THE REQUEST — Your answer should be one number: how many lines of the data include the string "Internet"?

Stored entries —
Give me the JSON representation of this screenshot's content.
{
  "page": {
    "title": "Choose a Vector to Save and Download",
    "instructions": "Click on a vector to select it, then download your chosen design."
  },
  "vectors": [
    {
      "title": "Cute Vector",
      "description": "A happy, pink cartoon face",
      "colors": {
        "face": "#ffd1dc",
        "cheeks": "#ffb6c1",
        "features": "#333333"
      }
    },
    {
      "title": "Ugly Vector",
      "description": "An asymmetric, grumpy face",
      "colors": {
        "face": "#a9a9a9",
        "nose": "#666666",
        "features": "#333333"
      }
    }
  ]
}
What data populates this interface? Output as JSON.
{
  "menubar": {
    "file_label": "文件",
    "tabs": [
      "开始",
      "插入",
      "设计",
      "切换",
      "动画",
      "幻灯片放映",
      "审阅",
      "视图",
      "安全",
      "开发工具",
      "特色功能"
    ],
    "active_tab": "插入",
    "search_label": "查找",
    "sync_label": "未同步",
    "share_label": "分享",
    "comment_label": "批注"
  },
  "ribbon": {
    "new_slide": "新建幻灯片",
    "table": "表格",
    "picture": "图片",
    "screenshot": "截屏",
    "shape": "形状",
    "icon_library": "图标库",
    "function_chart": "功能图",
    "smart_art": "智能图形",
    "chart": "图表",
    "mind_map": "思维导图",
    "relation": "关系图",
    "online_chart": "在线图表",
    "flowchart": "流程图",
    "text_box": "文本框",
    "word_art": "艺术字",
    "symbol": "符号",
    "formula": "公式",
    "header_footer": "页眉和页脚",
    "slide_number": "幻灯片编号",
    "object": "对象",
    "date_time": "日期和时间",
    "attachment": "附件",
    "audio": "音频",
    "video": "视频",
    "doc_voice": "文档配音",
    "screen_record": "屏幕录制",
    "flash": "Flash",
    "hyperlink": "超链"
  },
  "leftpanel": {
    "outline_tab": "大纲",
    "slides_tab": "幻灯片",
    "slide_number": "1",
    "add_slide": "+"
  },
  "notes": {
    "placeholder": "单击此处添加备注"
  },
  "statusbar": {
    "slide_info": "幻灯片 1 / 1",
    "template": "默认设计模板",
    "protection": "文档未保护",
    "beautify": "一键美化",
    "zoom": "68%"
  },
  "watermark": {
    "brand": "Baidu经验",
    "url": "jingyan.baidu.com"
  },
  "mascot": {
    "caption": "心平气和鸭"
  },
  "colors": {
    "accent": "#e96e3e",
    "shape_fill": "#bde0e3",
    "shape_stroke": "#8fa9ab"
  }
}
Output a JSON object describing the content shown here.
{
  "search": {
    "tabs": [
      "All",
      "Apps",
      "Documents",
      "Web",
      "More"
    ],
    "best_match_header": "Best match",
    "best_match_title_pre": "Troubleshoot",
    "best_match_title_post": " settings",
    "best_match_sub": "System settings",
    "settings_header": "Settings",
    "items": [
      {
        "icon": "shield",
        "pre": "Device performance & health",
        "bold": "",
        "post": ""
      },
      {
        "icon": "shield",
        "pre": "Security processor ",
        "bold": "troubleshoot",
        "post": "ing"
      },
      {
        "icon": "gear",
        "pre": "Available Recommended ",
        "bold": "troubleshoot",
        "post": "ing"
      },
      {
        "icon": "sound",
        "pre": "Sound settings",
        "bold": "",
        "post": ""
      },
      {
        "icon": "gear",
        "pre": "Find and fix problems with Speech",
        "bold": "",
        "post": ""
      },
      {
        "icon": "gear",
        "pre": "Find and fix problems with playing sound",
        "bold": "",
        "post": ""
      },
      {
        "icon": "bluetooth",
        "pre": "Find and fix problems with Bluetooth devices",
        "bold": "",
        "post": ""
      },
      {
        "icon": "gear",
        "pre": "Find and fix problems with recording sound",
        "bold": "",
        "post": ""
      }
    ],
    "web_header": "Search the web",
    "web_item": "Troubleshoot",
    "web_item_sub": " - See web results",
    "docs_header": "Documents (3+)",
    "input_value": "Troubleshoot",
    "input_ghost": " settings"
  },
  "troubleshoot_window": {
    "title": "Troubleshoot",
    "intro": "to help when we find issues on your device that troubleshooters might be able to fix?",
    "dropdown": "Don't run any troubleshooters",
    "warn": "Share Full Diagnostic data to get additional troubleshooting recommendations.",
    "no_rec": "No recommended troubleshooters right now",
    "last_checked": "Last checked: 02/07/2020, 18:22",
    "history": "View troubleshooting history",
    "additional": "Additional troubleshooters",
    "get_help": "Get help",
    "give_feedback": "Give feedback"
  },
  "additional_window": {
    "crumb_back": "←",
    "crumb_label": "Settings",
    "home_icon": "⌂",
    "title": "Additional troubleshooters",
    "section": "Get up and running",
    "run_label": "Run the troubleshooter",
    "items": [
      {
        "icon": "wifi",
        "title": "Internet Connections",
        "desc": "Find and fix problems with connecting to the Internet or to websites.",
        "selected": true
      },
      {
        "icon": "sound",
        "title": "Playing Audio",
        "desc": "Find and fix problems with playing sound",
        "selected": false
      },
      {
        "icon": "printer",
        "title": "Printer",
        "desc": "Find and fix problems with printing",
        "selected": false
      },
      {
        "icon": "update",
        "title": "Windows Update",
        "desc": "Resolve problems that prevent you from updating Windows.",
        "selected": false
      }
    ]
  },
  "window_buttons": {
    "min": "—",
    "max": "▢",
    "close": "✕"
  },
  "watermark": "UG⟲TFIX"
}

COMPLETE RESPONSE — 2